==== ROWS

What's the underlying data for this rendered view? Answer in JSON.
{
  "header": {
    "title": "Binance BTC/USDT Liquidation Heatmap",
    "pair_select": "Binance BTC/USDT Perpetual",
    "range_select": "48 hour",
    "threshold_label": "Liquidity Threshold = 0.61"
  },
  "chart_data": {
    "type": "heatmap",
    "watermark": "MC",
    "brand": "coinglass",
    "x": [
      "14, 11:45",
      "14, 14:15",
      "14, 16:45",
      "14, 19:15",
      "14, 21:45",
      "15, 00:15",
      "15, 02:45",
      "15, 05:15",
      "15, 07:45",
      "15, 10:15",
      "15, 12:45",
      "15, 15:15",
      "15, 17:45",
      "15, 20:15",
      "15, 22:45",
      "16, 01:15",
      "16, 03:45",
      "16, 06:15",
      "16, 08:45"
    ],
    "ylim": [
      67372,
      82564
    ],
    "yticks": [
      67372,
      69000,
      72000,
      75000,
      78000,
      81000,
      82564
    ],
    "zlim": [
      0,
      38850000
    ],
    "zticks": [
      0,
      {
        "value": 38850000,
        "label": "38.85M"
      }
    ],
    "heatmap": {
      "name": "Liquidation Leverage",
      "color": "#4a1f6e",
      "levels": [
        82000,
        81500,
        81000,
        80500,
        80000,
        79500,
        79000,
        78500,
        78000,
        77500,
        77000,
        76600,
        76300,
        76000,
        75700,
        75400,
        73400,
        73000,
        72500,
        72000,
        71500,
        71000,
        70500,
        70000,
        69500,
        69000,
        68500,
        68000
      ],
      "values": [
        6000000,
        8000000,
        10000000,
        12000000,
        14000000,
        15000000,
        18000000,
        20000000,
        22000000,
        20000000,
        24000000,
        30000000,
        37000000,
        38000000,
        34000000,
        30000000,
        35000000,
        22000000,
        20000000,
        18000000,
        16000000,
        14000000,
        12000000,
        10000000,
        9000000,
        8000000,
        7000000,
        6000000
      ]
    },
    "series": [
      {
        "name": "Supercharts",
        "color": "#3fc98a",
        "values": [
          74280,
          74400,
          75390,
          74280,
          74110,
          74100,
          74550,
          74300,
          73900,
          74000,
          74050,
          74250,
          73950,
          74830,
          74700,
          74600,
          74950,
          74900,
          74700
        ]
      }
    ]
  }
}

========

REQUIRED TASK — Every entry should be printed again exactly as written.

SOLUTION TO THIS TASK —
What's the underlying data for this rendered view? Answer in JSON.
{
  "header": {
    "title": "Binance BTC/USDT Liquidation Heatmap",
    "pair_select": "Binance BTC/USDT Perpetual",
    "range_select": "48 hour",
    "threshold_label": "Liquidity Threshold = 0.61"
  },
  "chart_data": {
    "type": "heatmap",
    "watermark": "MC",
    "brand": "coinglass",
    "x": [
      "14, 11:45",
      "14, 14:15",
      "14, 16:45",
      "14, 19:15",
      "14, 21:45",
      "15, 00:15",
      "15, 02:45",
      "15, 05:15",
      "15, 07:45",
      "15, 10:15",
      "15, 12:45",
      "15, 15:15",
      "15, 17:45",
      "15, 20:15",
      "15, 22:45",
      "16, 01:15",
      "16, 03:45",
      "16, 06:15",
      "16, 08:45"
    ],
    "ylim": [
      67372,
      82564
    ],
    "yticks": [
      67372,
      69000,
      72000,
      75000,
      78000,
      81000,
      82564
    ],
    "zlim": [
      0,
      38850000
    ],
    "zticks": [
      0,
      {
        "value": 38850000,
        "label": "38.85M"
      }
    ],
    "heatmap": {
      "name": "Liquidation Leverage",
      "color": "#4a1f6e",
      "levels": [
        82000,
        81500,
        81000,
        80500,
        80000,
        79500,
        79000,
        78500,
        78000,
        77500,
        77000,
        76600,
        76300,
        76000,
        75700,
        75400,
        73400,
        73000,
        72500,
        72000,
        71500,
        71000,
        70500,
        70000,
        69500,
        69000,
        68500,
        68000
      ],
      "values": [
        6000000,
        8000000,
        10000000,
        12000000,
        14000000,
        15000000,
        18000000,
        20000000,
        22000000,
        20000000,
        24000000,
        30000000,
        37000000,
        38000000,
        34000000,
        30000000,
        35000000,
        22000000,
        20000000,
        18000000,
        16000000,
        14000000,
        12000000,
        10000000,
        9000000,
        8000000,
        7000000,
        6000000
      ]
    },
    "series": [
      {
        "name": "Supercharts",
        "color": "#3fc98a",
        "values": [
          74280,
          74400,
          75390,
          74280,
          74110,
          74100,
          74550,
          74300,
          73900,
          74000,
          74050,
          74250,
          73950,
          74830,
          74700,
          74600,
          74950,
          74900,
          74700
        ]
      }
    ]
  }
}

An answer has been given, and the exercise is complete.